** Start of Material shown **

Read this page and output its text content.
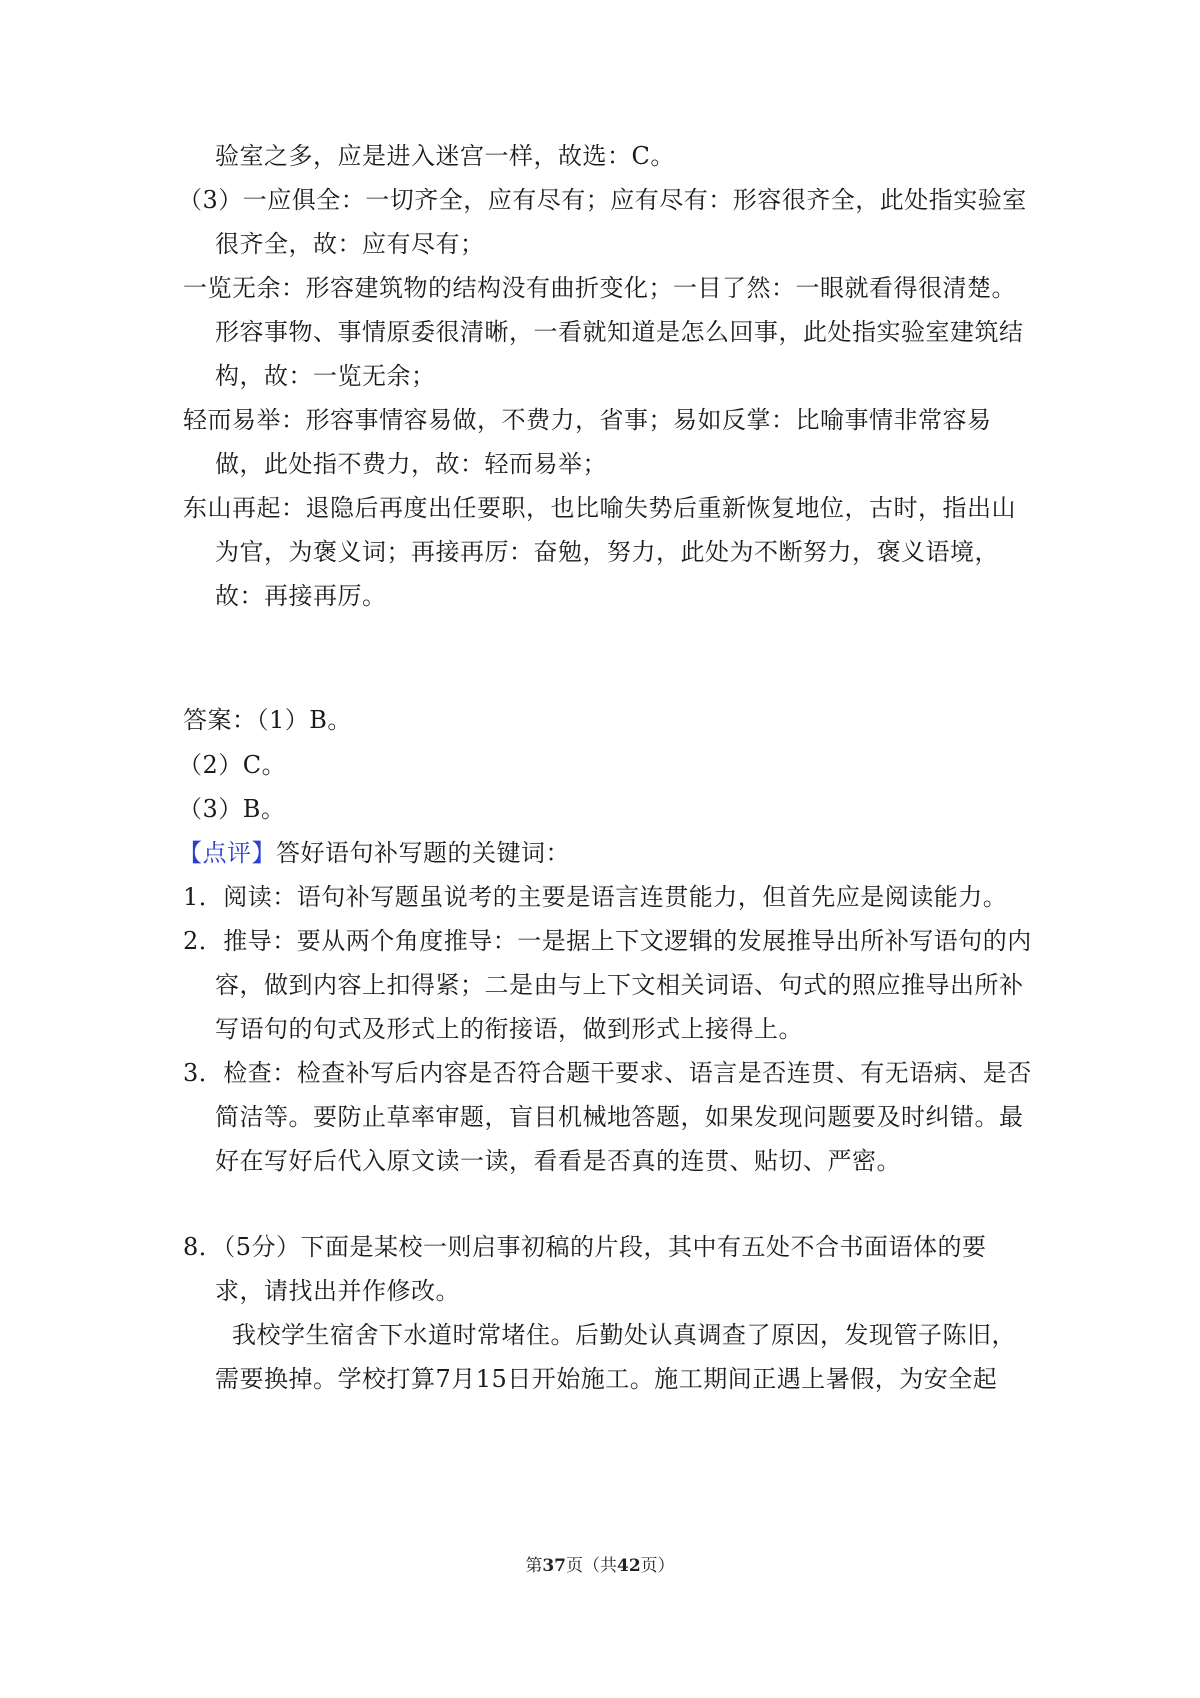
验室之多，应是进入迷宫一样，故选：C。
（3）一应俱全：一切齐全，应有尽有；应有尽有：形容很齐全，此处指实验室
很齐全，故：应有尽有；
一览无余：形容建筑物的结构没有曲折变化；一目了然：一眼就看得很清楚。
形容事物、事情原委很清晰，一看就知道是怎么回事，此处指实验室建筑结
构，故：一览无余；
轻而易举：形容事情容易做，不费力，省事；易如反掌：比喻事情非常容易
做，此处指不费力，故：轻而易举；
东山再起：退隐后再度出任要职，也比喻失势后重新恢复地位，古时，指出山
为官，为褒义词；再接再厉：奋勉，努力，此处为不断努力，褒义语境，
故：再接再厉。
答案：（1）B。
（2）C。
（3）B。
【点评】答好语句补写题的关键词：
1．阅读：语句补写题虽说考的主要是语言连贯能力，但首先应是阅读能力。
2．推导：要从两个角度推导：一是据上下文逻辑的发展推导出所补写语句的内
容，做到内容上扣得紧；二是由与上下文相关词语、句式的照应推导出所补
写语句的句式及形式上的衔接语，做到形式上接得上。
3．检查：检查补写后内容是否符合题干要求、语言是否连贯、有无语病、是否
简洁等。要防止草率审题，盲目机械地答题，如果发现问题要及时纠错。最
好在写好后代入原文读一读，看看是否真的连贯、贴切、严密。
8．（5分）下面是某校一则启事初稿的片段，其中有五处不合书面语体的要
求，请找出并作修改。
我校学生宿舍下水道时常堵住。后勤处认真调查了原因，发现管子陈旧，
需要换掉。学校打算7月15日开始施工。施工期间正遇上暑假，为安全起
第37页（共42页）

** End of Material shown **

Challenge:
Transcribe every entry word for word, but omit the pictures.

Answer:
Read this page and output its text content.
验室之多，应是进入迷宫一样，故选：C。
（3）一应俱全：一切齐全，应有尽有；应有尽有：形容很齐全，此处指实验室
很齐全，故：应有尽有；
一览无余：形容建筑物的结构没有曲折变化；一目了然：一眼就看得很清楚。
形容事物、事情原委很清晰，一看就知道是怎么回事，此处指实验室建筑结
构，故：一览无余；
轻而易举：形容事情容易做，不费力，省事；易如反掌：比喻事情非常容易
做，此处指不费力，故：轻而易举；
东山再起：退隐后再度出任要职，也比喻失势后重新恢复地位，古时，指出山
为官，为褒义词；再接再厉：奋勉，努力，此处为不断努力，褒义语境，
故：再接再厉。
答案：（1）B。
（2）C。
（3）B。
【点评】答好语句补写题的关键词：
1．阅读：语句补写题虽说考的主要是语言连贯能力，但首先应是阅读能力。
2．推导：要从两个角度推导：一是据上下文逻辑的发展推导出所补写语句的内
容，做到内容上扣得紧；二是由与上下文相关词语、句式的照应推导出所补
写语句的句式及形式上的衔接语，做到形式上接得上。
3．检查：检查补写后内容是否符合题干要求、语言是否连贯、有无语病、是否
简洁等。要防止草率审题，盲目机械地答题，如果发现问题要及时纠错。最
好在写好后代入原文读一读，看看是否真的连贯、贴切、严密。
8．（5分）下面是某校一则启事初稿的片段，其中有五处不合书面语体的要
求，请找出并作修改。
我校学生宿舍下水道时常堵住。后勤处认真调查了原因，发现管子陈旧，
需要换掉。学校打算7月15日开始施工。施工期间正遇上暑假，为安全起
第37页（共42页）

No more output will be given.